---------- Input material ----------

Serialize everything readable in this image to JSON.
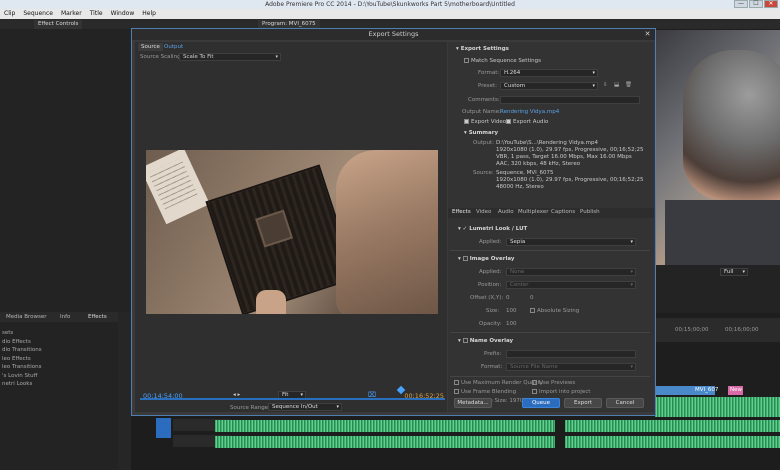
{
  "os": {
    "title": "Adobe Premiere Pro CC 2014 - D:\\YouTube\\Skunkworks Part 5\\motherboard\\Untitled",
    "min": "—",
    "max": "☐",
    "close": "✕"
  },
  "menu": [
    "Clip",
    "Sequence",
    "Marker",
    "Title",
    "Window",
    "Help"
  ],
  "panel_tabs": [
    "Effect Controls",
    "Program: MVI_6075"
  ],
  "left_panel": {
    "tabs": [
      "Media Browser",
      "Info",
      "Effects"
    ],
    "items": [
      "sets",
      "dio Effects",
      "dio Transitions",
      "leo Effects",
      "leo Transitions",
      "'s Lovin Stuff",
      "netri Looks"
    ]
  },
  "dialog": {
    "title": "Export Settings",
    "close": "✕",
    "source_tabs": [
      "Source",
      "Output"
    ],
    "source_scaling_label": "Source Scaling:",
    "source_scaling_value": "Scale To Fit",
    "time_in": "00;14;54;00",
    "time_out": "00;16;52;25",
    "fit_value": "Fit",
    "source_range_label": "Source Range:",
    "source_range_value": "Sequence In/Out",
    "export_settings": {
      "header": "Export Settings",
      "match_sequence": "Match Sequence Settings",
      "format_label": "Format:",
      "format_value": "H.264",
      "preset_label": "Preset:",
      "preset_value": "Custom",
      "comments_label": "Comments:",
      "output_name_label": "Output Name:",
      "output_name_value": "Rendering Vidya.mp4",
      "export_video": "Export Video",
      "export_audio": "Export Audio"
    },
    "summary": {
      "header": "Summary",
      "output_label": "Output:",
      "output_lines": [
        "D:\\YouTube\\S...\\Rendering Vidya.mp4",
        "1920x1080 (1.0), 29.97 fps, Progressive, 00;16;52;25",
        "VBR, 1 pass, Target 16.00 Mbps, Max 16.00 Mbps",
        "AAC, 320 kbps, 48 kHz, Stereo"
      ],
      "source_label": "Source:",
      "source_lines": [
        "Sequence, MVI_6075",
        "1920x1080 (1.0), 29.97 fps, Progressive, 00;16;52;25",
        "48000 Hz, Stereo"
      ]
    },
    "tabs": [
      "Effects",
      "Video",
      "Audio",
      "Multiplexer",
      "Captions",
      "Publish"
    ],
    "lumetri": {
      "header": "Lumetri Look / LUT",
      "applied_label": "Applied:",
      "applied_value": "Sepia"
    },
    "image_overlay": {
      "header": "Image Overlay",
      "applied_label": "Applied:",
      "applied_value": "None",
      "position_label": "Position:",
      "position_value": "Center",
      "offset_label": "Offset (X,Y):",
      "offset_x": "0",
      "offset_y": "0",
      "size_label": "Size:",
      "size_value": "100",
      "absolute_sizing": "Absolute Sizing",
      "opacity_label": "Opacity:",
      "opacity_value": "100"
    },
    "name_overlay": {
      "header": "Name Overlay",
      "prefix_label": "Prefix:",
      "format_label": "Format:",
      "format_value": "Source File Name"
    },
    "use_max_render": "Use Maximum Render Quality",
    "use_previews": "Use Previews",
    "use_frame_blending": "Use Frame Blending",
    "import_into_project": "Import into project",
    "file_size": "Estimated File Size: 1970 MB",
    "buttons": {
      "metadata": "Metadata...",
      "queue": "Queue",
      "export": "Export",
      "cancel": "Cancel"
    }
  },
  "program_monitor": {
    "fit": "Full",
    "timecodes": [
      "00;15;00;00",
      "00;16;00;00"
    ]
  },
  "timeline": {
    "clip_labels": [
      "MVI_607",
      "New"
    ]
  },
  "colors": {
    "accent": "#2c6cbf",
    "time_in": "#4aa3ff",
    "time_out": "#e0a040",
    "link": "#5aa3e8"
  }
}
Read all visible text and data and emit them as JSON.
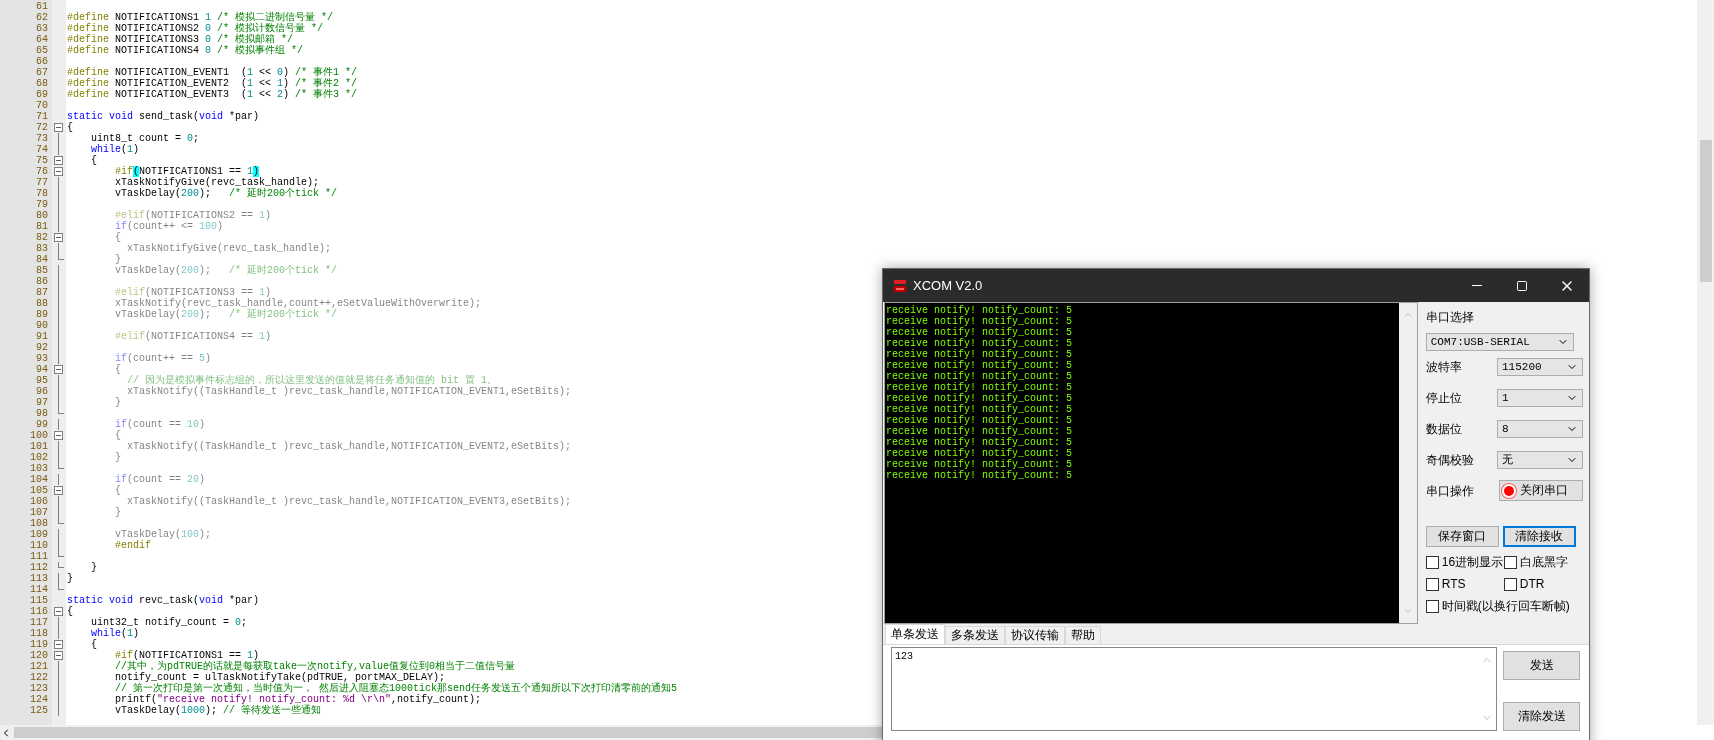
{
  "editor": {
    "lines": [
      {
        "number": "61",
        "kind": "plain"
      },
      {
        "number": "62",
        "kind": "plain",
        "inactive": false,
        "tokens": [
          {
            "kind": "pp",
            "text": "#define"
          },
          {
            "kind": "tx",
            "text": " NOTIFICATIONS1 "
          },
          {
            "kind": "num",
            "text": "1"
          },
          {
            "kind": "cm",
            "text": " /* 模拟二进制信号量 */"
          }
        ]
      },
      {
        "number": "63",
        "kind": "plain",
        "inactive": false,
        "tokens": [
          {
            "kind": "pp",
            "text": "#define"
          },
          {
            "kind": "tx",
            "text": " NOTIFICATIONS2 "
          },
          {
            "kind": "num",
            "text": "0"
          },
          {
            "kind": "cm",
            "text": " /* 模拟计数信号量 */"
          }
        ]
      },
      {
        "number": "64",
        "kind": "plain",
        "inactive": false,
        "tokens": [
          {
            "kind": "pp",
            "text": "#define"
          },
          {
            "kind": "tx",
            "text": " NOTIFICATIONS3 "
          },
          {
            "kind": "num",
            "text": "0"
          },
          {
            "kind": "cm",
            "text": " /* 模拟邮箱 */"
          }
        ]
      },
      {
        "number": "65",
        "kind": "plain",
        "inactive": false,
        "tokens": [
          {
            "kind": "pp",
            "text": "#define"
          },
          {
            "kind": "tx",
            "text": " NOTIFICATIONS4 "
          },
          {
            "kind": "num",
            "text": "0"
          },
          {
            "kind": "cm",
            "text": " /* 模拟事件组 */"
          }
        ]
      },
      {
        "number": "66",
        "kind": "plain"
      },
      {
        "number": "67",
        "kind": "plain",
        "inactive": false,
        "tokens": [
          {
            "kind": "pp",
            "text": "#define"
          },
          {
            "kind": "tx",
            "text": " NOTIFICATION_EVENT1  ("
          },
          {
            "kind": "num",
            "text": "1"
          },
          {
            "kind": "tx",
            "text": " << "
          },
          {
            "kind": "num",
            "text": "0"
          },
          {
            "kind": "tx",
            "text": ")"
          },
          {
            "kind": "cm",
            "text": " /* 事件1 */"
          }
        ]
      },
      {
        "number": "68",
        "kind": "plain",
        "inactive": false,
        "tokens": [
          {
            "kind": "pp",
            "text": "#define"
          },
          {
            "kind": "tx",
            "text": " NOTIFICATION_EVENT2  ("
          },
          {
            "kind": "num",
            "text": "1"
          },
          {
            "kind": "tx",
            "text": " << "
          },
          {
            "kind": "num",
            "text": "1"
          },
          {
            "kind": "tx",
            "text": ")"
          },
          {
            "kind": "cm",
            "text": " /* 事件2 */"
          }
        ]
      },
      {
        "number": "69",
        "kind": "plain",
        "inactive": false,
        "tokens": [
          {
            "kind": "pp",
            "text": "#define"
          },
          {
            "kind": "tx",
            "text": " NOTIFICATION_EVENT3  ("
          },
          {
            "kind": "num",
            "text": "1"
          },
          {
            "kind": "tx",
            "text": " << "
          },
          {
            "kind": "num",
            "text": "2"
          },
          {
            "kind": "tx",
            "text": ")"
          },
          {
            "kind": "cm",
            "text": " /* 事件3 */"
          }
        ]
      },
      {
        "number": "70",
        "kind": "plain"
      },
      {
        "number": "71",
        "kind": "plain",
        "inactive": false,
        "tokens": [
          {
            "kind": "kw",
            "text": "static void"
          },
          {
            "kind": "tx",
            "text": " send_task("
          },
          {
            "kind": "kw",
            "text": "void"
          },
          {
            "kind": "tx",
            "text": " *par)"
          }
        ]
      },
      {
        "number": "72",
        "kind": "open",
        "inactive": false,
        "tokens": [
          {
            "kind": "tx",
            "text": "{"
          }
        ]
      },
      {
        "number": "73",
        "kind": "line",
        "inactive": false,
        "tokens": [
          {
            "kind": "tx",
            "text": "    uint8_t count = "
          },
          {
            "kind": "num",
            "text": "0"
          },
          {
            "kind": "tx",
            "text": ";"
          }
        ]
      },
      {
        "number": "74",
        "kind": "line",
        "inactive": false,
        "tokens": [
          {
            "kind": "kw",
            "text": "    while"
          },
          {
            "kind": "tx",
            "text": "("
          },
          {
            "kind": "num",
            "text": "1"
          },
          {
            "kind": "tx",
            "text": ")"
          }
        ]
      },
      {
        "number": "75",
        "kind": "open",
        "inactive": false,
        "tokens": [
          {
            "kind": "tx",
            "text": "    {"
          }
        ]
      },
      {
        "number": "76",
        "kind": "open",
        "inactive": false,
        "tokens": [
          {
            "kind": "pp",
            "text": "        #if"
          },
          {
            "kind": "match",
            "text": "("
          },
          {
            "kind": "tx",
            "text": "NOTIFICATIONS1 == "
          },
          {
            "kind": "num",
            "text": "1"
          },
          {
            "kind": "match",
            "text": ")"
          }
        ]
      },
      {
        "number": "77",
        "kind": "line",
        "inactive": false,
        "tokens": [
          {
            "kind": "tx",
            "text": "        xTaskNotifyGive(revc_task_handle);"
          }
        ]
      },
      {
        "number": "78",
        "kind": "line",
        "inactive": false,
        "tokens": [
          {
            "kind": "tx",
            "text": "        vTaskDelay("
          },
          {
            "kind": "num",
            "text": "200"
          },
          {
            "kind": "tx",
            "text": ");   "
          },
          {
            "kind": "cm",
            "text": "/* 延时200个tick */"
          }
        ]
      },
      {
        "number": "79",
        "kind": "line"
      },
      {
        "number": "80",
        "kind": "line",
        "inactive": true,
        "tokens": [
          {
            "kind": "pp",
            "text": "        #elif"
          },
          {
            "kind": "tx",
            "text": "(NOTIFICATIONS2 == "
          },
          {
            "kind": "num",
            "text": "1"
          },
          {
            "kind": "tx",
            "text": ")"
          }
        ]
      },
      {
        "number": "81",
        "kind": "line",
        "inactive": true,
        "tokens": [
          {
            "kind": "kw",
            "text": "        if"
          },
          {
            "kind": "tx",
            "text": "(count++ <= "
          },
          {
            "kind": "num",
            "text": "100"
          },
          {
            "kind": "tx",
            "text": ")"
          }
        ]
      },
      {
        "number": "82",
        "kind": "open",
        "inactive": true,
        "tokens": [
          {
            "kind": "tx",
            "text": "        {"
          }
        ]
      },
      {
        "number": "83",
        "kind": "line",
        "inactive": true,
        "tokens": [
          {
            "kind": "tx",
            "text": "          xTaskNotifyGive(revc_task_handle);"
          }
        ]
      },
      {
        "number": "84",
        "kind": "end",
        "inactive": true,
        "tokens": [
          {
            "kind": "tx",
            "text": "        }"
          }
        ]
      },
      {
        "number": "85",
        "kind": "line",
        "inactive": true,
        "tokens": [
          {
            "kind": "tx",
            "text": "        vTaskDelay("
          },
          {
            "kind": "num",
            "text": "200"
          },
          {
            "kind": "tx",
            "text": ");   "
          },
          {
            "kind": "cm",
            "text": "/* 延时200个tick */"
          }
        ]
      },
      {
        "number": "86",
        "kind": "line"
      },
      {
        "number": "87",
        "kind": "line",
        "inactive": true,
        "tokens": [
          {
            "kind": "pp",
            "text": "        #elif"
          },
          {
            "kind": "tx",
            "text": "(NOTIFICATIONS3 == "
          },
          {
            "kind": "num",
            "text": "1"
          },
          {
            "kind": "tx",
            "text": ")"
          }
        ]
      },
      {
        "number": "88",
        "kind": "line",
        "inactive": true,
        "tokens": [
          {
            "kind": "tx",
            "text": "        xTaskNotify(revc_task_handle,count++,eSetValueWithOverwrite);"
          }
        ]
      },
      {
        "number": "89",
        "kind": "line",
        "inactive": true,
        "tokens": [
          {
            "kind": "tx",
            "text": "        vTaskDelay("
          },
          {
            "kind": "num",
            "text": "200"
          },
          {
            "kind": "tx",
            "text": ");   "
          },
          {
            "kind": "cm",
            "text": "/* 延时200个tick */"
          }
        ]
      },
      {
        "number": "90",
        "kind": "line"
      },
      {
        "number": "91",
        "kind": "line",
        "inactive": true,
        "tokens": [
          {
            "kind": "pp",
            "text": "        #elif"
          },
          {
            "kind": "tx",
            "text": "(NOTIFICATIONS4 == "
          },
          {
            "kind": "num",
            "text": "1"
          },
          {
            "kind": "tx",
            "text": ")"
          }
        ]
      },
      {
        "number": "92",
        "kind": "line"
      },
      {
        "number": "93",
        "kind": "line",
        "inactive": true,
        "tokens": [
          {
            "kind": "kw",
            "text": "        if"
          },
          {
            "kind": "tx",
            "text": "(count++ == "
          },
          {
            "kind": "num",
            "text": "5"
          },
          {
            "kind": "tx",
            "text": ")"
          }
        ]
      },
      {
        "number": "94",
        "kind": "open",
        "inactive": true,
        "tokens": [
          {
            "kind": "tx",
            "text": "        {"
          }
        ]
      },
      {
        "number": "95",
        "kind": "line",
        "inactive": true,
        "tokens": [
          {
            "kind": "cm",
            "text": "          // 因为是模拟事件标志组的，所以这里发送的值就是将任务通知值的 bit 置 1。"
          }
        ]
      },
      {
        "number": "96",
        "kind": "line",
        "inactive": true,
        "tokens": [
          {
            "kind": "tx",
            "text": "          xTaskNotify((TaskHandle_t )revc_task_handle,NOTIFICATION_EVENT1,eSetBits);"
          }
        ]
      },
      {
        "number": "97",
        "kind": "line",
        "inactive": true,
        "tokens": [
          {
            "kind": "tx",
            "text": "        }"
          }
        ]
      },
      {
        "number": "98",
        "kind": "end"
      },
      {
        "number": "99",
        "kind": "line",
        "inactive": true,
        "tokens": [
          {
            "kind": "kw",
            "text": "        if"
          },
          {
            "kind": "tx",
            "text": "(count == "
          },
          {
            "kind": "num",
            "text": "10"
          },
          {
            "kind": "tx",
            "text": ")"
          }
        ]
      },
      {
        "number": "100",
        "kind": "open",
        "inactive": true,
        "tokens": [
          {
            "kind": "tx",
            "text": "        {"
          }
        ]
      },
      {
        "number": "101",
        "kind": "line",
        "inactive": true,
        "tokens": [
          {
            "kind": "tx",
            "text": "          xTaskNotify((TaskHandle_t )revc_task_handle,NOTIFICATION_EVENT2,eSetBits);"
          }
        ]
      },
      {
        "number": "102",
        "kind": "line",
        "inactive": true,
        "tokens": [
          {
            "kind": "tx",
            "text": "        }"
          }
        ]
      },
      {
        "number": "103",
        "kind": "end"
      },
      {
        "number": "104",
        "kind": "line",
        "inactive": true,
        "tokens": [
          {
            "kind": "kw",
            "text": "        if"
          },
          {
            "kind": "tx",
            "text": "(count == "
          },
          {
            "kind": "num",
            "text": "20"
          },
          {
            "kind": "tx",
            "text": ")"
          }
        ]
      },
      {
        "number": "105",
        "kind": "open",
        "inactive": true,
        "tokens": [
          {
            "kind": "tx",
            "text": "        {"
          }
        ]
      },
      {
        "number": "106",
        "kind": "line",
        "inactive": true,
        "tokens": [
          {
            "kind": "tx",
            "text": "          xTaskNotify((TaskHandle_t )revc_task_handle,NOTIFICATION_EVENT3,eSetBits);"
          }
        ]
      },
      {
        "number": "107",
        "kind": "line",
        "inactive": true,
        "tokens": [
          {
            "kind": "tx",
            "text": "        }"
          }
        ]
      },
      {
        "number": "108",
        "kind": "end"
      },
      {
        "number": "109",
        "kind": "line",
        "inactive": true,
        "tokens": [
          {
            "kind": "tx",
            "text": "        vTaskDelay("
          },
          {
            "kind": "num",
            "text": "100"
          },
          {
            "kind": "tx",
            "text": ");"
          }
        ]
      },
      {
        "number": "110",
        "kind": "line",
        "inactive": false,
        "tokens": [
          {
            "kind": "pp",
            "text": "        #endif"
          }
        ]
      },
      {
        "number": "111",
        "kind": "end"
      },
      {
        "number": "112",
        "kind": "end",
        "inactive": false,
        "tokens": [
          {
            "kind": "tx",
            "text": "    }"
          }
        ]
      },
      {
        "number": "113",
        "kind": "line",
        "inactive": false,
        "tokens": [
          {
            "kind": "tx",
            "text": "}"
          }
        ]
      },
      {
        "number": "114",
        "kind": "end"
      },
      {
        "number": "115",
        "kind": "plain",
        "inactive": false,
        "tokens": [
          {
            "kind": "kw",
            "text": "static void"
          },
          {
            "kind": "tx",
            "text": " revc_task("
          },
          {
            "kind": "kw",
            "text": "void"
          },
          {
            "kind": "tx",
            "text": " *par)"
          }
        ]
      },
      {
        "number": "116",
        "kind": "open",
        "inactive": false,
        "tokens": [
          {
            "kind": "tx",
            "text": "{"
          }
        ]
      },
      {
        "number": "117",
        "kind": "line",
        "inactive": false,
        "tokens": [
          {
            "kind": "tx",
            "text": "    uint32_t notify_count = "
          },
          {
            "kind": "num",
            "text": "0"
          },
          {
            "kind": "tx",
            "text": ";"
          }
        ]
      },
      {
        "number": "118",
        "kind": "line",
        "inactive": false,
        "tokens": [
          {
            "kind": "kw",
            "text": "    while"
          },
          {
            "kind": "tx",
            "text": "("
          },
          {
            "kind": "num",
            "text": "1"
          },
          {
            "kind": "tx",
            "text": ")"
          }
        ]
      },
      {
        "number": "119",
        "kind": "open",
        "inactive": false,
        "tokens": [
          {
            "kind": "tx",
            "text": "    {"
          }
        ]
      },
      {
        "number": "120",
        "kind": "open",
        "inactive": false,
        "tokens": [
          {
            "kind": "pp",
            "text": "        #if"
          },
          {
            "kind": "tx",
            "text": "(NOTIFICATIONS1 == "
          },
          {
            "kind": "num",
            "text": "1"
          },
          {
            "kind": "tx",
            "text": ")"
          }
        ]
      },
      {
        "number": "121",
        "kind": "line",
        "inactive": false,
        "tokens": [
          {
            "kind": "cm",
            "text": "        //其中，为pdTRUE的话就是每获取take一次notify,value值复位到0相当于二值信号量"
          }
        ]
      },
      {
        "number": "122",
        "kind": "line",
        "inactive": false,
        "tokens": [
          {
            "kind": "tx",
            "text": "        notify_count = ulTaskNotifyTake(pdTRUE, portMAX_DELAY);"
          }
        ]
      },
      {
        "number": "123",
        "kind": "line",
        "inactive": false,
        "tokens": [
          {
            "kind": "cm",
            "text": "        // 第一次打印是第一次通知，当时值为一， 然后进入阻塞态1000tick那send任务发送五个通知所以下次打印清零前的通知5"
          }
        ]
      },
      {
        "number": "124",
        "kind": "line",
        "inactive": false,
        "tokens": [
          {
            "kind": "tx",
            "text": "        printf("
          },
          {
            "kind": "str",
            "text": "\"receive notify! notify_count: %d \\r\\n\""
          },
          {
            "kind": "tx",
            "text": ",notify_count);"
          }
        ]
      },
      {
        "number": "125",
        "kind": "line",
        "inactive": false,
        "tokens": [
          {
            "kind": "tx",
            "text": "        vTaskDelay("
          },
          {
            "kind": "num",
            "text": "1000"
          },
          {
            "kind": "tx",
            "text": "); "
          },
          {
            "kind": "cm",
            "text": "// 等待发送一些通知"
          }
        ]
      }
    ]
  },
  "xcom": {
    "title": "XCOM V2.0",
    "receive_lines": [
      "receive notify! notify_count: 5",
      "receive notify! notify_count: 5",
      "receive notify! notify_count: 5",
      "receive notify! notify_count: 5",
      "receive notify! notify_count: 5",
      "receive notify! notify_count: 5",
      "receive notify! notify_count: 5",
      "receive notify! notify_count: 5",
      "receive notify! notify_count: 5",
      "receive notify! notify_count: 5",
      "receive notify! notify_count: 5",
      "receive notify! notify_count: 5",
      "receive notify! notify_count: 5",
      "receive notify! notify_count: 5",
      "receive notify! notify_count: 5",
      "receive notify! notify_count: 5"
    ],
    "port_label": "串口选择",
    "port_value": "COM7:USB-SERIAL",
    "settings": [
      {
        "label": "波特率",
        "value": "115200"
      },
      {
        "label": "停止位",
        "value": "1"
      },
      {
        "label": "数据位",
        "value": "8"
      },
      {
        "label": "奇偶校验",
        "value": "无"
      }
    ],
    "port_action": {
      "label": "串口操作",
      "button": "关闭串口",
      "open": true
    },
    "buttons": [
      {
        "label": "保存窗口",
        "focused": false
      },
      {
        "label": "清除接收",
        "focused": true
      }
    ],
    "checkbox_rows": [
      [
        {
          "label": "16进制显示",
          "checked": false
        },
        {
          "label": "白底黑字",
          "checked": false
        }
      ],
      [
        {
          "label": "RTS",
          "checked": false
        },
        {
          "label": "DTR",
          "checked": false
        }
      ],
      [
        {
          "label": "时间戳(以换行回车断帧)",
          "checked": false
        }
      ]
    ],
    "tabs": [
      {
        "label": "单条发送",
        "selected": true
      },
      {
        "label": "多条发送",
        "selected": false
      },
      {
        "label": "协议传输",
        "selected": false
      },
      {
        "label": "帮助",
        "selected": false
      }
    ],
    "send_text": "123",
    "send_buttons": [
      "发送",
      "清除发送"
    ]
  }
}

----------

> [Problem description] Check each line above for the string "Stereo" and show the ones that have it.

> [Solution to the exercise]
        "AAC, 320 kbps, 48 kHz, Stereo"
        "48000 Hz, Stereo"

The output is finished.